Aim:
Find each line with the string "Lancet" and report it.

Available data:
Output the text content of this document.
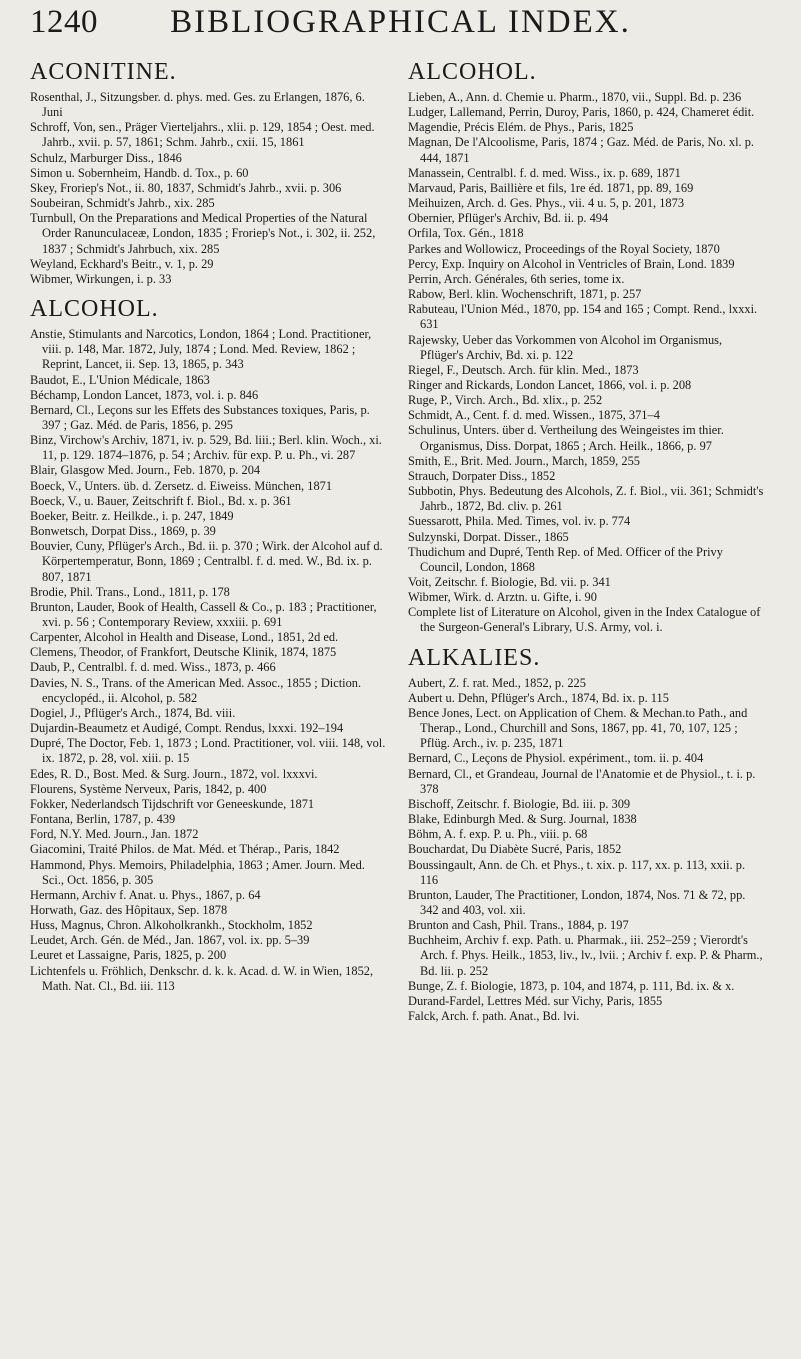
1240	BIBLIOGRAPHICAL INDEX.
ACONITINE.
Rosenthal, J., Sitzungsber. d. phys. med. Ges. zu Erlangen, 1876, 6. Juni
Schroff, Von, sen., Präger Vierteljahrs., xlii. p. 129, 1854 ; Oest. med. Jahrb., xvii. p. 57, 1861; Schm. Jahrb., cxii. 15, 1861
Schulz, Marburger Diss., 1846
Simon u. Sobernheim, Handb. d. Tox., p. 60
Skey, Froriep's Not., ii. 80, 1837, Schmidt's Jahrb., xvii. p. 306
Soubeiran, Schmidt's Jahrb., xix. 285
Turnbull, On the Preparations and Medical Properties of the Natural Order Ranunculaceæ, London, 1835 ; Froriep's Not., i. 302, ii. 252, 1837 ; Schmidt's Jahrbuch, xix. 285
Weyland, Eckhard's Beitr., v. 1, p. 29
Wibmer, Wirkungen, i. p. 33
ALCOHOL.
Anstie, Stimulants and Narcotics, London, 1864 ; Lond. Practitioner, viii. p. 148, Mar. 1872, July, 1874 ; Lond. Med. Review, 1862 ; Reprint, Lancet, ii. Sep. 13, 1865, p. 343
Baudot, E., L'Union Médicale, 1863
Béchamp, London Lancet, 1873, vol. i. p. 846
Bernard, Cl., Leçons sur les Effets des Substances toxiques, Paris, p. 397 ; Gaz. Méd. de Paris, 1856, p. 295
Binz, Virchow's Archiv, 1871, iv. p. 529, Bd. liii.; Berl. klin. Woch., xi. 11, p. 129. 1874–1876, p. 54 ; Archiv. für exp. P. u. Ph., vi. 287
Blair, Glasgow Med. Journ., Feb. 1870, p. 204
Boeck, V., Unters. üb. d. Zersetz. d. Eiweiss. München, 1871
Boeck, V., u. Bauer, Zeitschrift f. Biol., Bd. x. p. 361
Boeker, Beitr. z. Heilkde., i. p. 247, 1849
Bonwetsch, Dorpat Diss., 1869, p. 39
Bouvier, Cuny, Pflüger's Arch., Bd. ii. p. 370 ; Wirk. der Alcohol auf d. Körpertemperatur, Bonn, 1869 ; Centralbl. f. d. med. W., Bd. ix. p. 807, 1871
Brodie, Phil. Trans., Lond., 1811, p. 178
Brunton, Lauder, Book of Health, Cassell & Co., p. 183 ; Practitioner, xvi. p. 56 ; Contemporary Review, xxxiii. p. 691
Carpenter, Alcohol in Health and Disease, Lond., 1851, 2d ed.
Clemens, Theodor, of Frankfort, Deutsche Klinik, 1874, 1875
Daub, P., Centralbl. f. d. med. Wiss., 1873, p. 466
Davies, N. S., Trans. of the American Med. Assoc., 1855 ; Diction. encyclopéd., ii. Alcohol, p. 582
Dogiel, J., Pflüger's Arch., 1874, Bd. viii.
Dujardin-Beaumetz et Audigé, Compt. Rendus, lxxxi. 192–194
Dupré, The Doctor, Feb. 1, 1873 ; Lond. Practitioner, vol. viii. 148, vol. ix. 1872, p. 28, vol. xiii. p. 15
Edes, R. D., Bost. Med. & Surg. Journ., 1872, vol. lxxxvi.
Flourens, Système Nerveux, Paris, 1842, p. 400
Fokker, Nederlandsch Tijdschrift vor Geneeskunde, 1871
Fontana, Berlin, 1787, p. 439
Ford, N.Y. Med. Journ., Jan. 1872
Giacomini, Traité Philos. de Mat. Méd. et Thérap., Paris, 1842
Hammond, Phys. Memoirs, Philadelphia, 1863 ; Amer. Journ. Med. Sci., Oct. 1856, p. 305
Hermann, Archiv f. Anat. u. Phys., 1867, p. 64
Horwath, Gaz. des Hôpitaux, Sep. 1878
Huss, Magnus, Chron. Alkoholkrankh., Stockholm, 1852
Leudet, Arch. Gén. de Méd., Jan. 1867, vol. ix. pp. 5–39
Leuret et Lassaigne, Paris, 1825, p. 200
Lichtenfels u. Fröhlich, Denkschr. d. k. k. Acad. d. W. in Wien, 1852, Math. Nat. Cl., Bd. iii. 113
ALCOHOL.
Lieben, A., Ann. d. Chemie u. Pharm., 1870, vii., Suppl. Bd. p. 236
Ludger, Lallemand, Perrin, Duroy, Paris, 1860, p. 424, Chameret édit.
Magendie, Précis Elém. de Phys., Paris, 1825
Magnan, De l'Alcoolisme, Paris, 1874 ; Gaz. Méd. de Paris, No. xl. p. 444, 1871
Manassein, Centralbl. f. d. med. Wiss., ix. p. 689, 1871
Marvaud, Paris, Baillière et fils, 1re éd. 1871, pp. 89, 169
Meihuizen, Arch. d. Ges. Phys., vii. 4 u. 5, p. 201, 1873
Obernier, Pflüger's Archiv, Bd. ii. p. 494
Orfila, Tox. Gén., 1818
Parkes and Wollowicz, Proceedings of the Royal Society, 1870
Percy, Exp. Inquiry on Alcohol in Ventricles of Brain, Lond. 1839
Perrin, Arch. Générales, 6th series, tome ix.
Rabow, Berl. klin. Wochenschrift, 1871, p. 257
Rabuteau, l'Union Méd., 1870, pp. 154 and 165 ; Compt. Rend., lxxxi. 631
Rajewsky, Ueber das Vorkommen von Alcohol im Organismus, Pflüger's Archiv, Bd. xi. p. 122
Riegel, F., Deutsch. Arch. für klin. Med., 1873
Ringer and Rickards, London Lancet, 1866, vol. i. p. 208
Ruge, P., Virch. Arch., Bd. xlix., p. 252
Schmidt, A., Cent. f. d. med. Wissen., 1875, 371–4
Schulinus, Unters. über d. Vertheilung des Weingeistes im thier. Organismus, Diss. Dorpat, 1865 ; Arch. Heilk., 1866, p. 97
Smith, E., Brit. Med. Journ., March, 1859, 255
Strauch, Dorpater Diss., 1852
Subbotin, Phys. Bedeutung des Alcohols, Z. f. Biol., vii. 361; Schmidt's Jahrb., 1872, Bd. cliv. p. 261
Suessarott, Phila. Med. Times, vol. iv. p. 774
Sulzynski, Dorpat. Disser., 1865
Thudichum and Dupré, Tenth Rep. of Med. Officer of the Privy Council, London, 1868
Voit, Zeitschr. f. Biologie, Bd. vii. p. 341
Wibmer, Wirk. d. Arztn. u. Gifte, i. 90
Complete list of Literature on Alcohol, given in the Index Catalogue of the Surgeon-General's Library, U.S. Army, vol. i.
ALKALIES.
Aubert, Z. f. rat. Med., 1852, p. 225
Aubert u. Dehn, Pflüger's Arch., 1874, Bd. ix. p. 115
Bence Jones, Lect. on Application of Chem. & Mechan.to Path., and Therap., Lond., Churchill and Sons, 1867, pp. 41, 70, 107, 125 ; Pflüg. Arch., iv. p. 235, 1871
Bernard, C., Leçons de Physiol. expériment., tom. ii. p. 404
Bernard, Cl., et Grandeau, Journal de l'Anatomie et de Physiol., t. i. p. 378
Bischoff, Zeitschr. f. Biologie, Bd. iii. p. 309
Blake, Edinburgh Med. & Surg. Journal, 1838
Böhm, A. f. exp. P. u. Ph., viii. p. 68
Bouchardat, Du Diabète Sucré, Paris, 1852
Boussingault, Ann. de Ch. et Phys., t. xix. p. 117, xx. p. 113, xxii. p. 116
Brunton, Lauder, The Practitioner, London, 1874, Nos. 71 & 72, pp. 342 and 403, vol. xii.
Brunton and Cash, Phil. Trans., 1884, p. 197
Buchheim, Archiv f. exp. Path. u. Pharmak., iii. 252–259 ; Vierordt's Arch. f. Phys. Heilk., 1853, liv., lv., lvii. ; Archiv f. exp. P. & Pharm., Bd. lii. p. 252
Bunge, Z. f. Biologie, 1873, p. 104, and 1874, p. 111, Bd. ix. & x.
Durand-Fardel, Lettres Méd. sur Vichy, Paris, 1855
Falck, Arch. f. path. Anat., Bd. lvi.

Solution to this task:
Anstie, Stimulants and Narcotics, London, 1864 ; Lond. Practitioner, viii. p. 148, Mar. 1872, July, 1874 ; Lond. Med. Review, 1862 ; Reprint, Lancet, ii. Sep. 13, 1865, p. 343
Béchamp, London Lancet, 1873, vol. i. p. 846
Ringer and Rickards, London Lancet, 1866, vol. i. p. 208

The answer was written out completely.